§ Do this
Look through the lines of the material and count those containing "name". Give that count alone.

§ Rows from a figure dataset
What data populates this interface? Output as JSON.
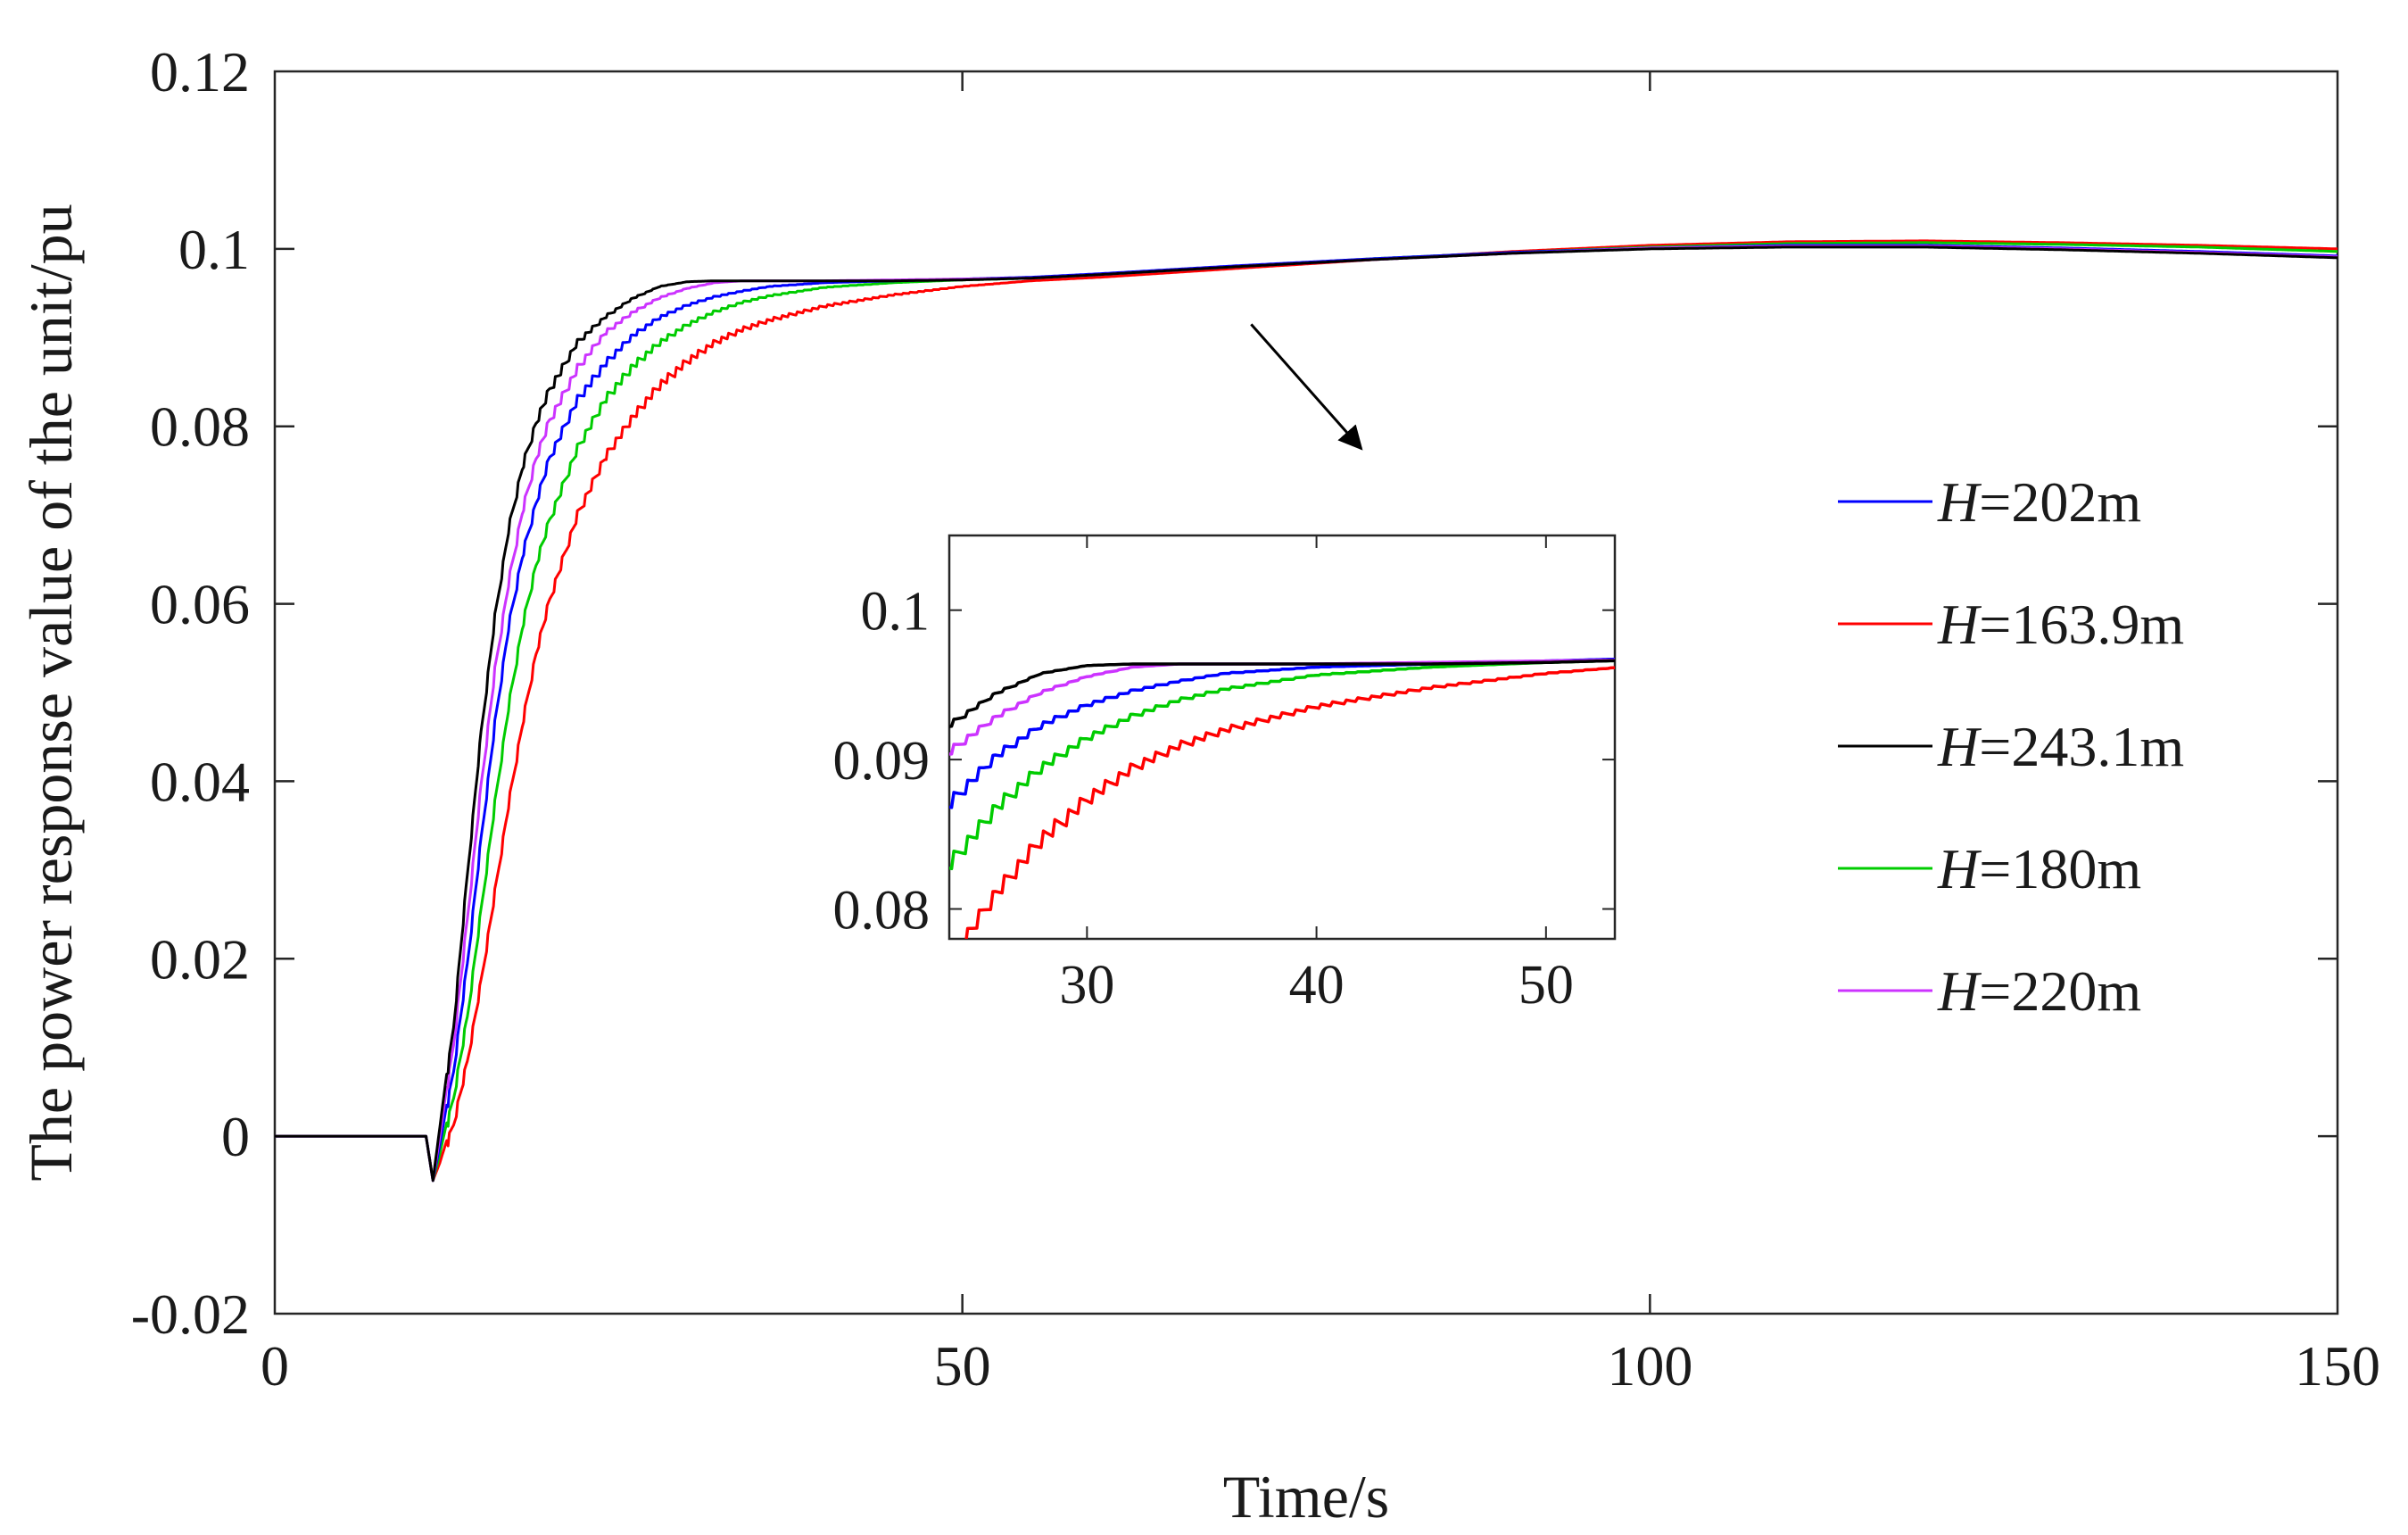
{
  "chart_data": {
    "type": "line",
    "title": "",
    "xlabel": "Time/s",
    "ylabel": "The power response value of the unit/pu",
    "xlim": [
      0,
      150
    ],
    "ylim": [
      -0.02,
      0.12
    ],
    "xticks": [
      0,
      50,
      100,
      150
    ],
    "yticks": [
      -0.02,
      0,
      0.02,
      0.04,
      0.06,
      0.08,
      0.1,
      0.12
    ],
    "xtick_labels": [
      "0",
      "50",
      "100",
      "150"
    ],
    "ytick_labels": [
      "-0.02",
      "0",
      "0.02",
      "0.04",
      "0.06",
      "0.08",
      "0.1",
      "0.12"
    ],
    "grid": false,
    "legend_position": "right",
    "step_time": 11,
    "series": [
      {
        "name": "H=202m",
        "head_var": "H",
        "head_value": "=202m",
        "color": "#0000ff",
        "x": [
          0,
          11,
          11.5,
          12,
          13,
          14,
          15,
          16,
          17,
          18,
          19,
          20,
          22,
          24,
          26,
          28,
          30,
          32,
          34,
          36,
          40,
          45,
          50,
          55,
          60,
          70,
          80,
          90,
          100,
          110,
          120,
          130,
          140,
          150
        ],
        "y": [
          0,
          0,
          -0.005,
          -0.001,
          0.008,
          0.02,
          0.034,
          0.047,
          0.058,
          0.066,
          0.072,
          0.077,
          0.0835,
          0.0875,
          0.0905,
          0.0925,
          0.0938,
          0.0947,
          0.0953,
          0.0958,
          0.0962,
          0.0964,
          0.0966,
          0.0968,
          0.0972,
          0.0981,
          0.0989,
          0.0996,
          0.1001,
          0.1004,
          0.1004,
          0.1001,
          0.0997,
          0.0992
        ]
      },
      {
        "name": "H=163.9m",
        "head_var": "H",
        "head_value": "=163.9m",
        "color": "#ff0000",
        "x": [
          0,
          11,
          11.5,
          12,
          13,
          14,
          15,
          16,
          17,
          18,
          19,
          20,
          22,
          24,
          26,
          28,
          30,
          32,
          34,
          36,
          40,
          45,
          50,
          55,
          60,
          70,
          80,
          90,
          100,
          110,
          120,
          130,
          140,
          150
        ],
        "y": [
          0,
          0,
          -0.005,
          -0.003,
          0.002,
          0.009,
          0.018,
          0.028,
          0.038,
          0.047,
          0.055,
          0.061,
          0.0705,
          0.077,
          0.0815,
          0.0852,
          0.0878,
          0.0898,
          0.0912,
          0.0922,
          0.0937,
          0.0949,
          0.0958,
          0.0964,
          0.0968,
          0.0978,
          0.0988,
          0.0997,
          0.1004,
          0.1008,
          0.1009,
          0.1007,
          0.1004,
          0.1
        ]
      },
      {
        "name": "H=243.1m",
        "head_var": "H",
        "head_value": "=243.1m",
        "color": "#000000",
        "x": [
          0,
          11,
          11.5,
          12,
          13,
          14,
          15,
          16,
          17,
          18,
          19,
          20,
          22,
          24,
          26,
          28,
          30,
          32,
          34,
          36,
          40,
          45,
          50,
          55,
          60,
          70,
          80,
          90,
          100,
          110,
          120,
          130,
          140,
          150
        ],
        "y": [
          0,
          0,
          -0.005,
          0.001,
          0.013,
          0.03,
          0.046,
          0.059,
          0.069,
          0.076,
          0.081,
          0.0847,
          0.0898,
          0.0925,
          0.0945,
          0.0958,
          0.0963,
          0.0964,
          0.0964,
          0.0964,
          0.0964,
          0.0964,
          0.0965,
          0.0967,
          0.0971,
          0.098,
          0.0988,
          0.0995,
          0.1,
          0.1002,
          0.1002,
          0.0999,
          0.0995,
          0.099
        ]
      },
      {
        "name": "H=180m",
        "head_var": "H",
        "head_value": "=180m",
        "color": "#00cc00",
        "x": [
          0,
          11,
          11.5,
          12,
          13,
          14,
          15,
          16,
          17,
          18,
          19,
          20,
          22,
          24,
          26,
          28,
          30,
          32,
          34,
          36,
          40,
          45,
          50,
          55,
          60,
          70,
          80,
          90,
          100,
          110,
          120,
          130,
          140,
          150
        ],
        "y": [
          0,
          0,
          -0.005,
          -0.002,
          0.005,
          0.014,
          0.026,
          0.038,
          0.049,
          0.058,
          0.065,
          0.07,
          0.078,
          0.0835,
          0.0872,
          0.0898,
          0.0917,
          0.0931,
          0.0941,
          0.0948,
          0.0957,
          0.0962,
          0.0965,
          0.0967,
          0.0971,
          0.098,
          0.0989,
          0.0996,
          0.1002,
          0.1006,
          0.1007,
          0.1005,
          0.1002,
          0.0997
        ]
      },
      {
        "name": "H=220m",
        "head_var": "H",
        "head_value": "=220m",
        "color": "#cc33ff",
        "x": [
          0,
          11,
          11.5,
          12,
          13,
          14,
          15,
          16,
          17,
          18,
          19,
          20,
          22,
          24,
          26,
          28,
          30,
          32,
          34,
          36,
          40,
          45,
          50,
          55,
          60,
          70,
          80,
          90,
          100,
          110,
          120,
          130,
          140,
          150
        ],
        "y": [
          0,
          0,
          -0.005,
          0.0,
          0.011,
          0.025,
          0.04,
          0.053,
          0.063,
          0.071,
          0.077,
          0.0812,
          0.087,
          0.0908,
          0.093,
          0.0946,
          0.0956,
          0.0962,
          0.0964,
          0.0964,
          0.0964,
          0.0965,
          0.0966,
          0.0967,
          0.0971,
          0.098,
          0.0988,
          0.0995,
          0.1001,
          0.1003,
          0.1003,
          0.1,
          0.0996,
          0.0991
        ]
      }
    ],
    "inset": {
      "xlim": [
        24,
        53
      ],
      "ylim": [
        0.078,
        0.105
      ],
      "xticks": [
        30,
        40,
        50
      ],
      "yticks": [
        0.08,
        0.09,
        0.1
      ],
      "xtick_labels": [
        "30",
        "40",
        "50"
      ],
      "ytick_labels": [
        "0.08",
        "0.09",
        "0.1"
      ]
    },
    "annotations": [
      {
        "type": "arrow",
        "text": "",
        "from": [
          71,
          0.0915
        ],
        "to": [
          79,
          0.0775
        ]
      }
    ]
  }
}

§ Complete output
5